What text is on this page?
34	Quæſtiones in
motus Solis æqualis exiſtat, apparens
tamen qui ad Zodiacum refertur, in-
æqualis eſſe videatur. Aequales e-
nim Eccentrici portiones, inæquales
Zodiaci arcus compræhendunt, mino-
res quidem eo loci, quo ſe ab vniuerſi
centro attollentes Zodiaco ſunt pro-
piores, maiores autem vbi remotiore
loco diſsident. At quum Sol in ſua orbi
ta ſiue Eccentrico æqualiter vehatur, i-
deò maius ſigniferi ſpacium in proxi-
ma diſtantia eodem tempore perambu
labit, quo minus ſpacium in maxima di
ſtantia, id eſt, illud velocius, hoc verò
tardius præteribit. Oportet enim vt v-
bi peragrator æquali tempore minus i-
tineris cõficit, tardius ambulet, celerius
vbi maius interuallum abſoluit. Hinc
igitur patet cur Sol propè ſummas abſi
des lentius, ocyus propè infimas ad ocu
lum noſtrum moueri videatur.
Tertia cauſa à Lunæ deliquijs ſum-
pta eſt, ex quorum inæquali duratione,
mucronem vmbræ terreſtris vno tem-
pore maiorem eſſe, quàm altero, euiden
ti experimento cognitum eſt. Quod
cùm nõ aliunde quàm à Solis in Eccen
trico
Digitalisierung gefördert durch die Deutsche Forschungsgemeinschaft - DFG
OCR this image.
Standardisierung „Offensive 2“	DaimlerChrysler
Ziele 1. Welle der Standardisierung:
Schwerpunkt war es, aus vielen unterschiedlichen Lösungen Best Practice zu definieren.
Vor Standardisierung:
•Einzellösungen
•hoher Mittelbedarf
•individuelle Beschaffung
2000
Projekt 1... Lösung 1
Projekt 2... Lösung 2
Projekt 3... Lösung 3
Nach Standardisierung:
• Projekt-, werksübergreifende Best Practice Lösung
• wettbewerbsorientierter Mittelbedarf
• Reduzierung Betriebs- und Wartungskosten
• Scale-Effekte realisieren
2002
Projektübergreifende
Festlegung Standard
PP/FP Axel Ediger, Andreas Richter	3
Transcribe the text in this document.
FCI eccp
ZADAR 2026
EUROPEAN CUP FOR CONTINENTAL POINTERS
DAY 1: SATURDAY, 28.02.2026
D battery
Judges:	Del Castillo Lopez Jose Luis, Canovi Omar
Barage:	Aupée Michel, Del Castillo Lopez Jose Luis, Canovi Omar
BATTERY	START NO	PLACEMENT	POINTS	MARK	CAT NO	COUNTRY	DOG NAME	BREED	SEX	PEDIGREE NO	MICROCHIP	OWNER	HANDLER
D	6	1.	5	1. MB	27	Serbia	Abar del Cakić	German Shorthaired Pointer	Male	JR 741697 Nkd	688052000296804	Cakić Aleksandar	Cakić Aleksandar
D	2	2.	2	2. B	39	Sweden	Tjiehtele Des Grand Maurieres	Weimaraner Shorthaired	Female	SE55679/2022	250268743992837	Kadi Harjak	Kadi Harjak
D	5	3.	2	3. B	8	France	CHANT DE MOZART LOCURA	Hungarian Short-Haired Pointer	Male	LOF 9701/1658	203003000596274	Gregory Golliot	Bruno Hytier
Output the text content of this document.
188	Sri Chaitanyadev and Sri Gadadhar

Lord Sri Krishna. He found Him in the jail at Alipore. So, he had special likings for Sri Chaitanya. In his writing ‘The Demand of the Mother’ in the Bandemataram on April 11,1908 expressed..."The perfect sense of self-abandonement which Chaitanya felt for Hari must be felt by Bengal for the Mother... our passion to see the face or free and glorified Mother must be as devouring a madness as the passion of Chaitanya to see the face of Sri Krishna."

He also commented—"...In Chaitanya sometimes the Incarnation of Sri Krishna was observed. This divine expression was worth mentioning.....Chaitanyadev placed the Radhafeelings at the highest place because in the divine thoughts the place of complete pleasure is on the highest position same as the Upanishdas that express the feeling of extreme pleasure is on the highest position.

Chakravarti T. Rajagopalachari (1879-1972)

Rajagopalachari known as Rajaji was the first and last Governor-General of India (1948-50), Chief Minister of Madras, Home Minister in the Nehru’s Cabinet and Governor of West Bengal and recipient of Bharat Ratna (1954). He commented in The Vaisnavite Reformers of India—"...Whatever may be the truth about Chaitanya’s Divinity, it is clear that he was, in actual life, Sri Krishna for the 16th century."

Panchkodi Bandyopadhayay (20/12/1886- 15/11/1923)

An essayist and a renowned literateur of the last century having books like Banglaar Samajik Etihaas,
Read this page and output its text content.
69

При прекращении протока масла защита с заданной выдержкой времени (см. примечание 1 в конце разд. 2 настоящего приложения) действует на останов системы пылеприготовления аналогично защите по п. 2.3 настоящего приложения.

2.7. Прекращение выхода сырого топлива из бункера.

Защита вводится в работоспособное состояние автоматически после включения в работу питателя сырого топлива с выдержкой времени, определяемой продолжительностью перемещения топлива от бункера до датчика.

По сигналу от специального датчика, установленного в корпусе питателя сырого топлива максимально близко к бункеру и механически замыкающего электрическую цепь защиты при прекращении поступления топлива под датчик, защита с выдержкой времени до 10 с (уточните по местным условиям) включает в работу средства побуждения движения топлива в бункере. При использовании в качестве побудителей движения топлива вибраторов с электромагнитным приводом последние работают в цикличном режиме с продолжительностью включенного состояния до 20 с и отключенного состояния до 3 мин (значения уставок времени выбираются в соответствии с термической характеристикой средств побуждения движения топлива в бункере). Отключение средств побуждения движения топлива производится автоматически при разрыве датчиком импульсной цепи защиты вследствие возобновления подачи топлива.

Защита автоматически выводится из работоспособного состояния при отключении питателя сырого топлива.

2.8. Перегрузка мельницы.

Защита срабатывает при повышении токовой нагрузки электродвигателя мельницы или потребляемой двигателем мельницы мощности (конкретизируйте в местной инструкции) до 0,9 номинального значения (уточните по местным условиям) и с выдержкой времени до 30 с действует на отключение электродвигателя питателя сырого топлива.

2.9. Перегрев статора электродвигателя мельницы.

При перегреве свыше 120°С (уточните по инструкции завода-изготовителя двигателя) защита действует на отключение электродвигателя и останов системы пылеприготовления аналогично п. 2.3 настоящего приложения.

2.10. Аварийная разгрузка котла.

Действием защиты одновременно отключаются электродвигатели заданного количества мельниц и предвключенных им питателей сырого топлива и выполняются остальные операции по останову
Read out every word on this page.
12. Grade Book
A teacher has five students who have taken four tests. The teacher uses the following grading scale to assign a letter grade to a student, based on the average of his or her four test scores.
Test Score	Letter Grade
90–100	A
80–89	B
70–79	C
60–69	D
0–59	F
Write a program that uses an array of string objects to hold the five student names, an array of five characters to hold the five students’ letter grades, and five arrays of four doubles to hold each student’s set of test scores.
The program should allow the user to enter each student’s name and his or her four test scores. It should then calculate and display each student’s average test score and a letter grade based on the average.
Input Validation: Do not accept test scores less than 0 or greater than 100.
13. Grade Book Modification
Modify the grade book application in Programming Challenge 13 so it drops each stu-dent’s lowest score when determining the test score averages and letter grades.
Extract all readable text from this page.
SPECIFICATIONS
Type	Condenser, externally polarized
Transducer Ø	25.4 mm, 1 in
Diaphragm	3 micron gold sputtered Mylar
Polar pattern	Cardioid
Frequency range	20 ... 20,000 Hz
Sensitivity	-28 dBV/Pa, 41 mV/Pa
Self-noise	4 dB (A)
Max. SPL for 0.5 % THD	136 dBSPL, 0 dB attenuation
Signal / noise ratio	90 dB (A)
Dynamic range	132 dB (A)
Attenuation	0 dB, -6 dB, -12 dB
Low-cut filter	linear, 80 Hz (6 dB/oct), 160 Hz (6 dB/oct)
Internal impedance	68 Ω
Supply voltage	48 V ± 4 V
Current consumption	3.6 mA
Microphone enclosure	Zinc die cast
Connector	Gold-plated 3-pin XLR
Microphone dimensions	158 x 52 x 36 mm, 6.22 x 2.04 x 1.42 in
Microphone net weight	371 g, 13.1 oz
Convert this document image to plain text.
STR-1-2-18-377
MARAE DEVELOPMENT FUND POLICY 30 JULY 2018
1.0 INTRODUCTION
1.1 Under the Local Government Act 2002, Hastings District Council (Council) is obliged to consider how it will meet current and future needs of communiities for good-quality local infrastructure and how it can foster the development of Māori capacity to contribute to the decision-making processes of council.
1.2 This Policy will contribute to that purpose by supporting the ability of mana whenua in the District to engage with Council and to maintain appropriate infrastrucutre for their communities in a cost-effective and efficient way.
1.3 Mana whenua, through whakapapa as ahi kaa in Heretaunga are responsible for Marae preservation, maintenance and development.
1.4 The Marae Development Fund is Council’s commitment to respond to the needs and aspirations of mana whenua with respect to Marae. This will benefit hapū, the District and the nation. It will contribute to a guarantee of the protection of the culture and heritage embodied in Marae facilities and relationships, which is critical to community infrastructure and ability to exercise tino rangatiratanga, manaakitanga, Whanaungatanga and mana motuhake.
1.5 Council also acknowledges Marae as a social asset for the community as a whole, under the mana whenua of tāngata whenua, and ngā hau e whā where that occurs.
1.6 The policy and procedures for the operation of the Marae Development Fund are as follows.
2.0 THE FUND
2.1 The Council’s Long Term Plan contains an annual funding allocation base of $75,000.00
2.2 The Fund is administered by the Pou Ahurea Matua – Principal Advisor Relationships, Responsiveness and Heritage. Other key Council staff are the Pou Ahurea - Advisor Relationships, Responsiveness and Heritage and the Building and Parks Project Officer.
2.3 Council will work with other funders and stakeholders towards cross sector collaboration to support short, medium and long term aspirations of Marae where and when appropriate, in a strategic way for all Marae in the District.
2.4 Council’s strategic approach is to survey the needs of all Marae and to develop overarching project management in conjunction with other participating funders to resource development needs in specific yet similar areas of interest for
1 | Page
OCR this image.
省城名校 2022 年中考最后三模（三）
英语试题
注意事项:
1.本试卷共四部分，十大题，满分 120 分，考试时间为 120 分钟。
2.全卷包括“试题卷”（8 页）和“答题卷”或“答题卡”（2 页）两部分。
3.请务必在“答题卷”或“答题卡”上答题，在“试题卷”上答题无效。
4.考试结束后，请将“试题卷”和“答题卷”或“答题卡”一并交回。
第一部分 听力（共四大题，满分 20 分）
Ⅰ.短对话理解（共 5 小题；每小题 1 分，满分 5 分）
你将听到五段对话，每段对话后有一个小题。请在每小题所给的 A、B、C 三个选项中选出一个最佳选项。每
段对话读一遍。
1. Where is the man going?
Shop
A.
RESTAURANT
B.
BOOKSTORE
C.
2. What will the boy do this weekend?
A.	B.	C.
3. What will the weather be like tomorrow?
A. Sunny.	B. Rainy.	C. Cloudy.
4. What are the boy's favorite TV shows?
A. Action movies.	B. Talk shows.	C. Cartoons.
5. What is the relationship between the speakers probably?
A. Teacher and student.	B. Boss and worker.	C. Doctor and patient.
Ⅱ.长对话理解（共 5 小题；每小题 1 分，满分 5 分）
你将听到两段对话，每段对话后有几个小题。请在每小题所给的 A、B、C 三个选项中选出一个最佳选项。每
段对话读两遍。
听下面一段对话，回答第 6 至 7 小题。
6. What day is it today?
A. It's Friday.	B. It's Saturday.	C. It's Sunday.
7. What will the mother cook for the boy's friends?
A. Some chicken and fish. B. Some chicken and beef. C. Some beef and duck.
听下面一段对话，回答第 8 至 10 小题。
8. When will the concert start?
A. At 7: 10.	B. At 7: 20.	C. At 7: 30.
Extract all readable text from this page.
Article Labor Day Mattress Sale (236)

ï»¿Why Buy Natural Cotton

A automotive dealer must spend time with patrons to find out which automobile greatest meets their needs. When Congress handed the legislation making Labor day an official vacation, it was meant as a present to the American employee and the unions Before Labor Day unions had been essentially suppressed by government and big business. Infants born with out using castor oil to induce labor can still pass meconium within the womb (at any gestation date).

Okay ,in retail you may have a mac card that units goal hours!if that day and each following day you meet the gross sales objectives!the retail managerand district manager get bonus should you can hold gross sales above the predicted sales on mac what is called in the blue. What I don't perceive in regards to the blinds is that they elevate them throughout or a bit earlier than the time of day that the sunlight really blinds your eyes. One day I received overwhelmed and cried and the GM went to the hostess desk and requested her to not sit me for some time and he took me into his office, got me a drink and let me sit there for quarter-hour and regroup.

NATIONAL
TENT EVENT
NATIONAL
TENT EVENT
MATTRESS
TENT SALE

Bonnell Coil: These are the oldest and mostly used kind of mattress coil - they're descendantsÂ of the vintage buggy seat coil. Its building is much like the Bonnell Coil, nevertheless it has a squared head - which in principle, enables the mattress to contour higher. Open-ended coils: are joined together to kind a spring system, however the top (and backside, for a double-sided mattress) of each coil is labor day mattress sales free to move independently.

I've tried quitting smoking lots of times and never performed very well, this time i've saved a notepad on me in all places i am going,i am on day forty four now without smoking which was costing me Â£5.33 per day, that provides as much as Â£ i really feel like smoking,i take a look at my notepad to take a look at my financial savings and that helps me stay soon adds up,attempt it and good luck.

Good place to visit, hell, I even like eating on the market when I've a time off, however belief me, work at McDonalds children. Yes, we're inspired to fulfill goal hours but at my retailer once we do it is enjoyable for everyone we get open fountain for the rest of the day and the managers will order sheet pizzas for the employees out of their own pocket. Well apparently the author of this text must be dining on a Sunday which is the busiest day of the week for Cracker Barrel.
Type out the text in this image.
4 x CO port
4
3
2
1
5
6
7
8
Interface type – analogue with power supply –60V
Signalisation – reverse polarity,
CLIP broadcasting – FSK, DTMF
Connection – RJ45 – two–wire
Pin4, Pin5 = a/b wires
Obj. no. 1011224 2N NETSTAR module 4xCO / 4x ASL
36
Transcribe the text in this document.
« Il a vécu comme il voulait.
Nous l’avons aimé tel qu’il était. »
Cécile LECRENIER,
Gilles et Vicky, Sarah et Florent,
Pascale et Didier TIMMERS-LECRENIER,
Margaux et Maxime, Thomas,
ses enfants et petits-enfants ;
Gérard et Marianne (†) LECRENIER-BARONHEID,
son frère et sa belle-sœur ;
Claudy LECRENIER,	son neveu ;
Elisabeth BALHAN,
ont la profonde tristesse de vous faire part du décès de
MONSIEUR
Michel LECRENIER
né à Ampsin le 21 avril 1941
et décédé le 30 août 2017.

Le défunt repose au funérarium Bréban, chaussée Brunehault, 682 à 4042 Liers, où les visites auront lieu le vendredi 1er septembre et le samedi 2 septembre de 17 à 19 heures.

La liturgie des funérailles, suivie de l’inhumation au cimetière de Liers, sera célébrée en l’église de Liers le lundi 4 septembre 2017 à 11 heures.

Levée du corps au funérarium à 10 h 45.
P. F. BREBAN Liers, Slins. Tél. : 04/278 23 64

**THE EXERCISE**
From the entries above, pull out each line that includes "community".

**TASK RESULT**
1.4 The Marae Development Fund is Council’s commitment to respond to the needs and aspirations of mana whenua with respect to Marae. This will benefit hapū, the District and the nation. It will contribute to a guarantee of the protection of the culture and heritage embodied in Marae facilities and relationships, which is critical to community infrastructure and ability to exercise tino rangatiratanga, manaakitanga, Whanaungatanga and mana motuhake.
1.5 Council also acknowledges Marae as a social asset for the community as a whole, under the mana whenua of tāngata whenua, and ngā hau e whā where that occurs.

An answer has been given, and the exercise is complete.